◆ PROBLEM STATEMENT:
In the material below, find all lines with the string "щавеля" and copy them.

┏━━

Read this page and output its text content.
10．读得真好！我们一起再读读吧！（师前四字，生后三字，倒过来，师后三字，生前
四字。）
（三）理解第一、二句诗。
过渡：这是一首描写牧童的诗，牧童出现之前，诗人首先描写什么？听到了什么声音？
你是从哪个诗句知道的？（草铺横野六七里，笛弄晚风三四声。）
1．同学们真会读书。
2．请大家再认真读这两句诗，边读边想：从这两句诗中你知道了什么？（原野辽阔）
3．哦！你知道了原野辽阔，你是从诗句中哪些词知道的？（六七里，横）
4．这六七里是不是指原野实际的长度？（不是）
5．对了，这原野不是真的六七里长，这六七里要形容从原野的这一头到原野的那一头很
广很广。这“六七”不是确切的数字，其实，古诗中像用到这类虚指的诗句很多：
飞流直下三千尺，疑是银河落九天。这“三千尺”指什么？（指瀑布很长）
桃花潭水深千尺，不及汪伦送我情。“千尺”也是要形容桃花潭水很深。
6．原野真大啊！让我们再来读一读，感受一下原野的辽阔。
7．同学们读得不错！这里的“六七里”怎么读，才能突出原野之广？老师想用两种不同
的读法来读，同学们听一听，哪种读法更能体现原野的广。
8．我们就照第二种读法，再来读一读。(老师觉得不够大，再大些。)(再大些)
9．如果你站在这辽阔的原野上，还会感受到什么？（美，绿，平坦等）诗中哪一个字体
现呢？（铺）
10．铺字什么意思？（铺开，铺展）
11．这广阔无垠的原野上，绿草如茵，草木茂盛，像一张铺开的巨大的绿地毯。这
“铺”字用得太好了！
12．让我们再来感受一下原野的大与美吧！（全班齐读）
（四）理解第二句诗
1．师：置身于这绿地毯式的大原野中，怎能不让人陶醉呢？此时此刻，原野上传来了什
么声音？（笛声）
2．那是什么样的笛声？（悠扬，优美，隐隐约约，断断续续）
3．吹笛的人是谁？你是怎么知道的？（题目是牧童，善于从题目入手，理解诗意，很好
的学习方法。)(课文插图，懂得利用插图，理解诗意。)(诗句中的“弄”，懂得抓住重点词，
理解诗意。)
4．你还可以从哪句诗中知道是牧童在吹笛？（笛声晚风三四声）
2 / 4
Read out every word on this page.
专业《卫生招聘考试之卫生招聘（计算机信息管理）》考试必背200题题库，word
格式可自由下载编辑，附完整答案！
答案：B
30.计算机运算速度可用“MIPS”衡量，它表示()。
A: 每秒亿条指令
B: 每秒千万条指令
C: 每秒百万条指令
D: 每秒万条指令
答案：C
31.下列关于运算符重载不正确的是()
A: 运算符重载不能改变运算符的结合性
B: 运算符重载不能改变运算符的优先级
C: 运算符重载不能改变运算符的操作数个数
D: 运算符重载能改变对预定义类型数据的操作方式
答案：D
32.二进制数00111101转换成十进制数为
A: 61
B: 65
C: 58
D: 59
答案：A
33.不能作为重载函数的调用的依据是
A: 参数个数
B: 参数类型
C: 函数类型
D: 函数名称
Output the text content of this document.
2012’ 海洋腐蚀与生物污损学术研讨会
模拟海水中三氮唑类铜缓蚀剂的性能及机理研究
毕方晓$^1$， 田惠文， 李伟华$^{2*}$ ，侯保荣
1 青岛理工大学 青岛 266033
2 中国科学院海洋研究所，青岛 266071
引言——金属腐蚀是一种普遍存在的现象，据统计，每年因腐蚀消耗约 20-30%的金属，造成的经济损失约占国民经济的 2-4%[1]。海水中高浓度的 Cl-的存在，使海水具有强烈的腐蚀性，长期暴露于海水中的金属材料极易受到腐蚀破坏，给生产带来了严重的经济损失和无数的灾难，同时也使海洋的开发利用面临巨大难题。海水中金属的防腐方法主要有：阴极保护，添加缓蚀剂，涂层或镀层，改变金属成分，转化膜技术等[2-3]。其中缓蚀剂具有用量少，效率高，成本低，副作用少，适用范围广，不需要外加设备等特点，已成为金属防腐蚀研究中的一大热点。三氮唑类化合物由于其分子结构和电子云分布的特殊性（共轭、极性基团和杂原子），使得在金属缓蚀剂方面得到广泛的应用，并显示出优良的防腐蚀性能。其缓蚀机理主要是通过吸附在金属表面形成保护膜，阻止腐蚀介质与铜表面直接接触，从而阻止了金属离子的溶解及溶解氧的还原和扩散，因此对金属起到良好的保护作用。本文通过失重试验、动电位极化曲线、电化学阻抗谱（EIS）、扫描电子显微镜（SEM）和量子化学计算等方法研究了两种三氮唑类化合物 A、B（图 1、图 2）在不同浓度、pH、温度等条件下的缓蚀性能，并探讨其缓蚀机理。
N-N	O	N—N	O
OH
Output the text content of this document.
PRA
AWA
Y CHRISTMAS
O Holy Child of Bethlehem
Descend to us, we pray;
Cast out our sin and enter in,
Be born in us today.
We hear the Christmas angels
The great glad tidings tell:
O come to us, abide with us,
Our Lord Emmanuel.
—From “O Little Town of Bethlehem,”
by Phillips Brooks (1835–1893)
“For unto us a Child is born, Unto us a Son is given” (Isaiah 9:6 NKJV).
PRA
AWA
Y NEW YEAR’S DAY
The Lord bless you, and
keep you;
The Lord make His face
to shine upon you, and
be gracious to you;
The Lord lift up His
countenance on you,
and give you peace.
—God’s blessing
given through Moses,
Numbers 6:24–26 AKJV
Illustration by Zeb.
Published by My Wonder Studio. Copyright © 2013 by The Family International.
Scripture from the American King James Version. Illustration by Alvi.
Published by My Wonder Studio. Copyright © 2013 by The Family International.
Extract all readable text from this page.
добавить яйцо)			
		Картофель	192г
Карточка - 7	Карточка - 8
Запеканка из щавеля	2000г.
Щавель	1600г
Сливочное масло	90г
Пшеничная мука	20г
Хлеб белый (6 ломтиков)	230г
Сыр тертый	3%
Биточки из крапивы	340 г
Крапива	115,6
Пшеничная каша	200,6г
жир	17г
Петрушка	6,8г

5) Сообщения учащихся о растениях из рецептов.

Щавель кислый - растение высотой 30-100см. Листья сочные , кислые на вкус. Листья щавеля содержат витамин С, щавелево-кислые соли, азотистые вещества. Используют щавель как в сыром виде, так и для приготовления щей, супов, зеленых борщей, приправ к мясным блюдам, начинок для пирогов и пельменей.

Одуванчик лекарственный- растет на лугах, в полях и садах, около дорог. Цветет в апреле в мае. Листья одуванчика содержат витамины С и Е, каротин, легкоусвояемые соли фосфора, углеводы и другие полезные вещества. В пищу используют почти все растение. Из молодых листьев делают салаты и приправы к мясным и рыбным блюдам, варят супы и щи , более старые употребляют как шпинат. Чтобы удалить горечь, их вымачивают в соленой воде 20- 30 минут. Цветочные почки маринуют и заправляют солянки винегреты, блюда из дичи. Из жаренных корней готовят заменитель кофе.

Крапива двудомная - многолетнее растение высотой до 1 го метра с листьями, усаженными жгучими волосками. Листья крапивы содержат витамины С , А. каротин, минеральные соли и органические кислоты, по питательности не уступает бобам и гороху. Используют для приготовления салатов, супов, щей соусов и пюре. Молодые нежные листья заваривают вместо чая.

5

┗━━

◆ REPLY TO THE TASK:
Запеканка из щавеля	2000г.
Щавель кислый - растение высотой 30-100см. Листья сочные , кислые на вкус. Листья щавеля содержат витамин С, щавелево-кислые соли, азотистые вещества. Используют щавель как в сыром виде, так и для приготовления щей, супов, зеленых борщей, приправ к мясным блюдам, начинок для пирогов и пельменей.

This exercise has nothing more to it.